WHAT THE EXERCISE ASKS
Every entry gets copied exactly. No images go into the copy.
- Opening Delimiter -
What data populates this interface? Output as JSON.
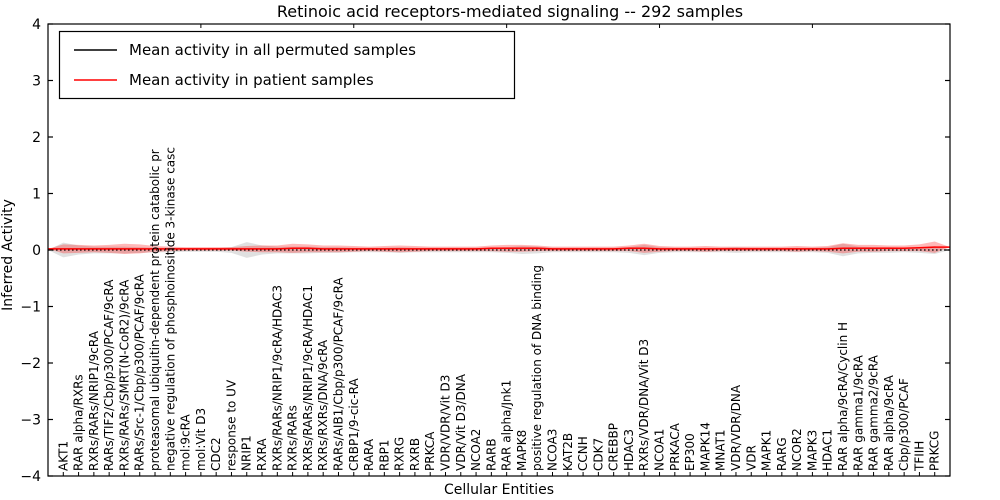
{
  "chart_data": {
    "type": "line",
    "title": "Retinoic acid receptors-mediated signaling -- 292 samples",
    "xlabel": "Cellular Entities",
    "ylabel": "Inferred Activity",
    "ylim": [
      -4,
      4
    ],
    "grid": false,
    "legend_position": "upper-left",
    "ytick_labels": [
      "4",
      "3",
      "2",
      "1",
      "0",
      "−1",
      "−2",
      "−3",
      "−4"
    ],
    "ytick_values": [
      4,
      3,
      2,
      1,
      0,
      -1,
      -2,
      -3,
      -4
    ],
    "categories": [
      "AKT1",
      "RAR alpha/RXRs",
      "RXRs/RARs/NRIP1/9cRA",
      "RARs/TIF2/Cbp/p300/PCAF/9cRA",
      "RXRs/RARs/SMRT(N-CoR2)/9cRA",
      "RARs/Src-1/Cbp/p300/PCAF/9cRA",
      "proteasomal ubiquitin-dependent protein catabolic pr",
      "negative regulation of phosphoinositide 3-kinase casc",
      "mol:9cRA",
      "mol:Vit D3",
      "CDC2",
      "response to UV",
      "NRIP1",
      "RXRA",
      "RXRs/RARs/NRIP1/9cRA/HDAC3",
      "RXRs/RARs",
      "RXRs/RARs/NRIP1/9cRA/HDAC1",
      "RXRs/RXRs/DNA/9cRA",
      "RARs/AIB1/Cbp/p300/PCAF/9cRA",
      "CRBP1/9-cic-RA",
      "RARA",
      "RBP1",
      "RXRG",
      "RXRB",
      "PRKCA",
      "VDR/VDR/Vit D3",
      "VDR/Vit D3/DNA",
      "NCOA2",
      "RARB",
      "RAR alpha/Jnk1",
      "MAPK8",
      "positive regulation of DNA binding",
      "NCOA3",
      "KAT2B",
      "CCNH",
      "CDK7",
      "CREBBP",
      "HDAC3",
      "RXRs/VDR/DNA/Vit D3",
      "NCOA1",
      "PRKACA",
      "EP300",
      "MAPK14",
      "MNAT1",
      "VDR/VDR/DNA",
      "VDR",
      "MAPK1",
      "RARG",
      "NCOR2",
      "MAPK3",
      "HDAC1",
      "RAR alpha/9cRA/Cyclin H",
      "RAR gamma1/9cRA",
      "RAR gamma2/9cRA",
      "RAR alpha/9cRA",
      "Cbp/p300/PCAF",
      "TFIIH",
      "PRKCG"
    ],
    "series": [
      {
        "name": "Mean activity in all permuted samples",
        "color": "#000000",
        "line_style": "dotted",
        "band_color": "rgba(130,130,130,0.25)",
        "means": [
          0,
          0,
          0,
          0,
          0,
          0,
          0,
          0,
          0,
          0,
          0,
          0,
          0,
          0,
          0,
          0,
          0,
          0,
          0,
          0,
          0,
          0,
          0,
          0,
          0,
          0,
          0,
          0,
          0,
          0,
          0,
          0,
          0,
          0,
          0,
          0,
          0,
          0,
          0,
          0,
          0,
          0,
          0,
          0,
          0,
          0,
          0,
          0,
          0,
          0,
          0,
          0,
          0,
          0,
          0,
          0,
          0,
          0
        ],
        "spread": [
          0.13,
          0.08,
          0.06,
          0.06,
          0.06,
          0.05,
          0.04,
          0.04,
          0.03,
          0.03,
          0.03,
          0.05,
          0.14,
          0.08,
          0.06,
          0.06,
          0.06,
          0.05,
          0.05,
          0.04,
          0.04,
          0.04,
          0.05,
          0.04,
          0.04,
          0.04,
          0.04,
          0.04,
          0.04,
          0.05,
          0.07,
          0.06,
          0.04,
          0.04,
          0.04,
          0.04,
          0.04,
          0.05,
          0.09,
          0.05,
          0.04,
          0.04,
          0.04,
          0.04,
          0.05,
          0.04,
          0.04,
          0.04,
          0.04,
          0.04,
          0.05,
          0.11,
          0.06,
          0.05,
          0.05,
          0.04,
          0.05,
          0.07
        ]
      },
      {
        "name": "Mean activity in patient samples",
        "color": "#ff0000",
        "line_style": "solid",
        "band_color": "rgba(255,0,0,0.28)",
        "means": [
          0.02,
          0.02,
          0.02,
          0.02,
          0.02,
          0.02,
          0.02,
          0.02,
          0.02,
          0.02,
          0.02,
          0.02,
          0.02,
          0.02,
          0.02,
          0.03,
          0.03,
          0.02,
          0.02,
          0.02,
          0.02,
          0.02,
          0.02,
          0.02,
          0.02,
          0.02,
          0.02,
          0.02,
          0.03,
          0.03,
          0.03,
          0.03,
          0.02,
          0.02,
          0.02,
          0.02,
          0.02,
          0.03,
          0.03,
          0.02,
          0.02,
          0.02,
          0.02,
          0.02,
          0.02,
          0.02,
          0.02,
          0.02,
          0.02,
          0.02,
          0.02,
          0.03,
          0.03,
          0.03,
          0.03,
          0.03,
          0.04,
          0.05
        ],
        "spread": [
          0.08,
          0.07,
          0.06,
          0.07,
          0.09,
          0.08,
          0.05,
          0.04,
          0.03,
          0.03,
          0.03,
          0.03,
          0.05,
          0.06,
          0.06,
          0.08,
          0.07,
          0.06,
          0.06,
          0.05,
          0.04,
          0.05,
          0.06,
          0.05,
          0.04,
          0.04,
          0.04,
          0.04,
          0.05,
          0.06,
          0.06,
          0.05,
          0.04,
          0.04,
          0.04,
          0.04,
          0.04,
          0.05,
          0.08,
          0.05,
          0.04,
          0.04,
          0.05,
          0.04,
          0.04,
          0.04,
          0.04,
          0.04,
          0.05,
          0.04,
          0.05,
          0.09,
          0.06,
          0.06,
          0.05,
          0.05,
          0.06,
          0.1
        ]
      }
    ]
  }
}
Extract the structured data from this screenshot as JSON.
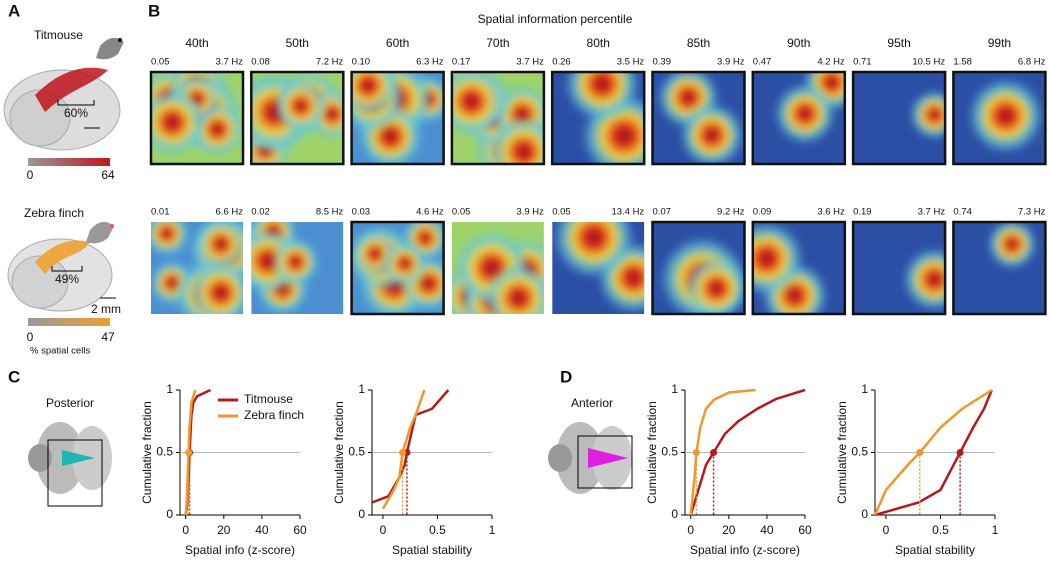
- Closing Delimiter -
OUTPUT
What data populates this interface? Output as JSON.
{
  "chart_data": {
    "type": "line",
    "title": "Retinoic acid receptors-mediated signaling -- 292 samples",
    "xlabel": "Cellular Entities",
    "ylabel": "Inferred Activity",
    "ylim": [
      -4,
      4
    ],
    "grid": false,
    "legend_position": "upper-left",
    "ytick_labels": [
      "4",
      "3",
      "2",
      "1",
      "0",
      "−1",
      "−2",
      "−3",
      "−4"
    ],
    "ytick_values": [
      4,
      3,
      2,
      1,
      0,
      -1,
      -2,
      -3,
      -4
    ],
    "categories": [
      "AKT1",
      "RAR alpha/RXRs",
      "RXRs/RARs/NRIP1/9cRA",
      "RARs/TIF2/Cbp/p300/PCAF/9cRA",
      "RXRs/RARs/SMRT(N-CoR2)/9cRA",
      "RARs/Src-1/Cbp/p300/PCAF/9cRA",
      "proteasomal ubiquitin-dependent protein catabolic pr",
      "negative regulation of phosphoinositide 3-kinase casc",
      "mol:9cRA",
      "mol:Vit D3",
      "CDC2",
      "response to UV",
      "NRIP1",
      "RXRA",
      "RXRs/RARs/NRIP1/9cRA/HDAC3",
      "RXRs/RARs",
      "RXRs/RARs/NRIP1/9cRA/HDAC1",
      "RXRs/RXRs/DNA/9cRA",
      "RARs/AIB1/Cbp/p300/PCAF/9cRA",
      "CRBP1/9-cic-RA",
      "RARA",
      "RBP1",
      "RXRG",
      "RXRB",
      "PRKCA",
      "VDR/VDR/Vit D3",
      "VDR/Vit D3/DNA",
      "NCOA2",
      "RARB",
      "RAR alpha/Jnk1",
      "MAPK8",
      "positive regulation of DNA binding",
      "NCOA3",
      "KAT2B",
      "CCNH",
      "CDK7",
      "CREBBP",
      "HDAC3",
      "RXRs/VDR/DNA/Vit D3",
      "NCOA1",
      "PRKACA",
      "EP300",
      "MAPK14",
      "MNAT1",
      "VDR/VDR/DNA",
      "VDR",
      "MAPK1",
      "RARG",
      "NCOR2",
      "MAPK3",
      "HDAC1",
      "RAR alpha/9cRA/Cyclin H",
      "RAR gamma1/9cRA",
      "RAR gamma2/9cRA",
      "RAR alpha/9cRA",
      "Cbp/p300/PCAF",
      "TFIIH",
      "PRKCG"
    ],
    "series": [
      {
        "name": "Mean activity in all permuted samples",
        "color": "#000000",
        "line_style": "dotted",
        "band_color": "rgba(130,130,130,0.25)",
        "means": [
          0,
          0,
          0,
          0,
          0,
          0,
          0,
          0,
          0,
          0,
          0,
          0,
          0,
          0,
          0,
          0,
          0,
          0,
          0,
          0,
          0,
          0,
          0,
          0,
          0,
          0,
          0,
          0,
          0,
          0,
          0,
          0,
          0,
          0,
          0,
          0,
          0,
          0,
          0,
          0,
          0,
          0,
          0,
          0,
          0,
          0,
          0,
          0,
          0,
          0,
          0,
          0,
          0,
          0,
          0,
          0,
          0,
          0
        ],
        "spread": [
          0.13,
          0.08,
          0.06,
          0.06,
          0.06,
          0.05,
          0.04,
          0.04,
          0.03,
          0.03,
          0.03,
          0.05,
          0.14,
          0.08,
          0.06,
          0.06,
          0.06,
          0.05,
          0.05,
          0.04,
          0.04,
          0.04,
          0.05,
          0.04,
          0.04,
          0.04,
          0.04,
          0.04,
          0.04,
          0.05,
          0.07,
          0.06,
          0.04,
          0.04,
          0.04,
          0.04,
          0.04,
          0.05,
          0.09,
          0.05,
          0.04,
          0.04,
          0.04,
          0.04,
          0.05,
          0.04,
          0.04,
          0.04,
          0.04,
          0.04,
          0.05,
          0.11,
          0.06,
          0.05,
          0.05,
          0.04,
          0.05,
          0.07
        ]
      },
      {
        "name": "Mean activity in patient samples",
        "color": "#ff0000",
        "line_style": "solid",
        "band_color": "rgba(255,0,0,0.28)",
        "means": [
          0.02,
          0.02,
          0.02,
          0.02,
          0.02,
          0.02,
          0.02,
          0.02,
          0.02,
          0.02,
          0.02,
          0.02,
          0.02,
          0.02,
          0.02,
          0.03,
          0.03,
          0.02,
          0.02,
          0.02,
          0.02,
          0.02,
          0.02,
          0.02,
          0.02,
          0.02,
          0.02,
          0.02,
          0.03,
          0.03,
          0.03,
          0.03,
          0.02,
          0.02,
          0.02,
          0.02,
          0.02,
          0.03,
          0.03,
          0.02,
          0.02,
          0.02,
          0.02,
          0.02,
          0.02,
          0.02,
          0.02,
          0.02,
          0.02,
          0.02,
          0.02,
          0.03,
          0.03,
          0.03,
          0.03,
          0.03,
          0.04,
          0.05
        ],
        "spread": [
          0.08,
          0.07,
          0.06,
          0.07,
          0.09,
          0.08,
          0.05,
          0.04,
          0.03,
          0.03,
          0.03,
          0.03,
          0.05,
          0.06,
          0.06,
          0.08,
          0.07,
          0.06,
          0.06,
          0.05,
          0.04,
          0.05,
          0.06,
          0.05,
          0.04,
          0.04,
          0.04,
          0.04,
          0.05,
          0.06,
          0.06,
          0.05,
          0.04,
          0.04,
          0.04,
          0.04,
          0.04,
          0.05,
          0.08,
          0.05,
          0.04,
          0.04,
          0.05,
          0.04,
          0.04,
          0.04,
          0.04,
          0.04,
          0.05,
          0.04,
          0.05,
          0.09,
          0.06,
          0.06,
          0.05,
          0.05,
          0.06,
          0.1
        ]
      }
    ]
  }
}
Extract the structured data from this screenshot as JSON.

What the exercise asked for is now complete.